* [What is required]
Find how many lines contain the word "document" and state that number alone.

* [Dataset records]
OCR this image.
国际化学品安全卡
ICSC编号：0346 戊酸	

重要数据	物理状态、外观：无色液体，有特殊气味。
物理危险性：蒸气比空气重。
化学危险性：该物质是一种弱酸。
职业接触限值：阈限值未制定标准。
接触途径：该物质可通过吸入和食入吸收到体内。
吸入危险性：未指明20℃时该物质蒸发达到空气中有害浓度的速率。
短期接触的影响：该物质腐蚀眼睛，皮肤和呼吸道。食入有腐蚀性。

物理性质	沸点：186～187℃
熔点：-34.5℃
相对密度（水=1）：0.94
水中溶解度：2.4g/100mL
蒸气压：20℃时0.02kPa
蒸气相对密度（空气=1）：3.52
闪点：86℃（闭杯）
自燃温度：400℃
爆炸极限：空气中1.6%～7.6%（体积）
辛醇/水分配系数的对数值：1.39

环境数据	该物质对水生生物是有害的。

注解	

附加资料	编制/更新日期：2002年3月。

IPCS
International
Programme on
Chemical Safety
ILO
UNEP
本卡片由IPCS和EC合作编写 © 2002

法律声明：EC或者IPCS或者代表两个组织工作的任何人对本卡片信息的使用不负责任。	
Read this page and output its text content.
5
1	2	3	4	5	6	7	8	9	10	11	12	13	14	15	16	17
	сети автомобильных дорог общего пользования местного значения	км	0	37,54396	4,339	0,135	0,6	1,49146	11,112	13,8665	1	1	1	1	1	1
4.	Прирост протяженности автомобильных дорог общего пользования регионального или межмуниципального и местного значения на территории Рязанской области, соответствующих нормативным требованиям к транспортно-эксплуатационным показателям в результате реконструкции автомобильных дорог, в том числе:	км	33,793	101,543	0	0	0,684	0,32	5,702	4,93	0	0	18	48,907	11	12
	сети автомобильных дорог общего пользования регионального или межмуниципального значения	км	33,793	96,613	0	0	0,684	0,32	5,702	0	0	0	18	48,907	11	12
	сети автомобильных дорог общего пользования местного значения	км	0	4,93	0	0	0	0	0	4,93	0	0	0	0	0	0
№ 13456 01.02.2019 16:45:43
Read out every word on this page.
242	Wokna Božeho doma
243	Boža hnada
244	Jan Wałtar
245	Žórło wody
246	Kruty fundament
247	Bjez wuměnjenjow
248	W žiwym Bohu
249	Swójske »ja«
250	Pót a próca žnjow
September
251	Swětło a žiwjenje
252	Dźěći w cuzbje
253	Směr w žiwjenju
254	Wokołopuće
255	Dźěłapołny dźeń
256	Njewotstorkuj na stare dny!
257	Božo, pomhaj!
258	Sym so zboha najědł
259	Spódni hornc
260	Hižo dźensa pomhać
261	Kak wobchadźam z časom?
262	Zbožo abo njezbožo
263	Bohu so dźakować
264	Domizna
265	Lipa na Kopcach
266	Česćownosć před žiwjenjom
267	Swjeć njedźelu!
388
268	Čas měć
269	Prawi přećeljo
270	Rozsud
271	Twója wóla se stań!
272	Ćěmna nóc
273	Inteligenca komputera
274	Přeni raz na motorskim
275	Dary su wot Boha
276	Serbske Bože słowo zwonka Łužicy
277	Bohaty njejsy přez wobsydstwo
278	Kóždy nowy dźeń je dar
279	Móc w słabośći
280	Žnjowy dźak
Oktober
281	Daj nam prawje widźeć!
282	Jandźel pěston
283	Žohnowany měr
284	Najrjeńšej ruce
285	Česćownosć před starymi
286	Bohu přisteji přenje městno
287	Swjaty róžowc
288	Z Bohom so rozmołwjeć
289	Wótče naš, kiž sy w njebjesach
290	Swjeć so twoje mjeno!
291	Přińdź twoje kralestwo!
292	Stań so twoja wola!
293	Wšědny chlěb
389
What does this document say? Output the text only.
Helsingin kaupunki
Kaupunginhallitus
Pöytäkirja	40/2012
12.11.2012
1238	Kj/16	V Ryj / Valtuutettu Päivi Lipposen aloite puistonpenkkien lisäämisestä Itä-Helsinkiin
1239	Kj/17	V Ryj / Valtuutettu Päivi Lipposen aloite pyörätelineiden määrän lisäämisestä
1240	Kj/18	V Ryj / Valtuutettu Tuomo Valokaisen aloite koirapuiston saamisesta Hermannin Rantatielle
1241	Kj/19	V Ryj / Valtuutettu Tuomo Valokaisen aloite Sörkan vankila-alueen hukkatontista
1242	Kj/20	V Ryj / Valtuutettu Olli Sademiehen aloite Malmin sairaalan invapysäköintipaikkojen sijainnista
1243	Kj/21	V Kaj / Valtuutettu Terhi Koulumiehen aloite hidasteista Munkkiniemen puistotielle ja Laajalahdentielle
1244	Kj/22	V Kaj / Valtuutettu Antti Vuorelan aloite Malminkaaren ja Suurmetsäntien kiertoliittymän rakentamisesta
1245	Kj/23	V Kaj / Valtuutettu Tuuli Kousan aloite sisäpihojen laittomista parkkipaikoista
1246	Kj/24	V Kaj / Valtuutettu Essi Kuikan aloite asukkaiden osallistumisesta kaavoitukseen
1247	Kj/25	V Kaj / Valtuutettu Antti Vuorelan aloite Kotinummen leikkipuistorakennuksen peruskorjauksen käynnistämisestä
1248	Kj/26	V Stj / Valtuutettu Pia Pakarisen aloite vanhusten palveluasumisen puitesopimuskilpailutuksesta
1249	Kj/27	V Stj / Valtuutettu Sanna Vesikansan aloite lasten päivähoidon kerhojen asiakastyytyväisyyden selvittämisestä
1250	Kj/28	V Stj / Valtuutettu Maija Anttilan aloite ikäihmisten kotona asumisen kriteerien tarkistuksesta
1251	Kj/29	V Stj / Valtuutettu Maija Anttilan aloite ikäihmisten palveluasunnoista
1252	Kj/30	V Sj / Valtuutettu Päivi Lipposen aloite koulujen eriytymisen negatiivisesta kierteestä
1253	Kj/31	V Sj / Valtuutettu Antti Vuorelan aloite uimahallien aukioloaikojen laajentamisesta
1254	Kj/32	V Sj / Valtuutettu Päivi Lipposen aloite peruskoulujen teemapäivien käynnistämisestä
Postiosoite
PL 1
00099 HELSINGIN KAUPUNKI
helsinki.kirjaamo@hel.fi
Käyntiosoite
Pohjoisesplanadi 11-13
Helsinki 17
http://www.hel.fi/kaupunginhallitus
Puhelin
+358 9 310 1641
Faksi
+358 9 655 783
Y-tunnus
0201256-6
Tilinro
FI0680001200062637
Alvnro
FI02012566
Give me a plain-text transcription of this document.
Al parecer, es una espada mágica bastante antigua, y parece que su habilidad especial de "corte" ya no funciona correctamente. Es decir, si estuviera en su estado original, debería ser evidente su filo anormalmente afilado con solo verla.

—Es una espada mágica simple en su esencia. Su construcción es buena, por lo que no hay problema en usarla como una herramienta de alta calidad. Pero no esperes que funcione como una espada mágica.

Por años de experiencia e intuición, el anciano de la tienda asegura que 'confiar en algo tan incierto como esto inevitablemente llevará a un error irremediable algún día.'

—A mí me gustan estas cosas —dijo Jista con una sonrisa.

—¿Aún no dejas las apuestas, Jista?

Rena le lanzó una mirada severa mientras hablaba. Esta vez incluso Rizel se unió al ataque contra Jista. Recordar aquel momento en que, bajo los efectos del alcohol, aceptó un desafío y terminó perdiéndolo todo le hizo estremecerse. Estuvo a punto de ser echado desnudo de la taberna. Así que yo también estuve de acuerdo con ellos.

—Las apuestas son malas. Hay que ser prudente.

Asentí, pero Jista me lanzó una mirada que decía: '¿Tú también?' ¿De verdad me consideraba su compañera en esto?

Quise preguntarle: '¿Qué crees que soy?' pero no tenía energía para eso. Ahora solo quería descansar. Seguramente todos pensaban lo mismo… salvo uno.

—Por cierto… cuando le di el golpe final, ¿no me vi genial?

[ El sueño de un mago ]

* [The output]
2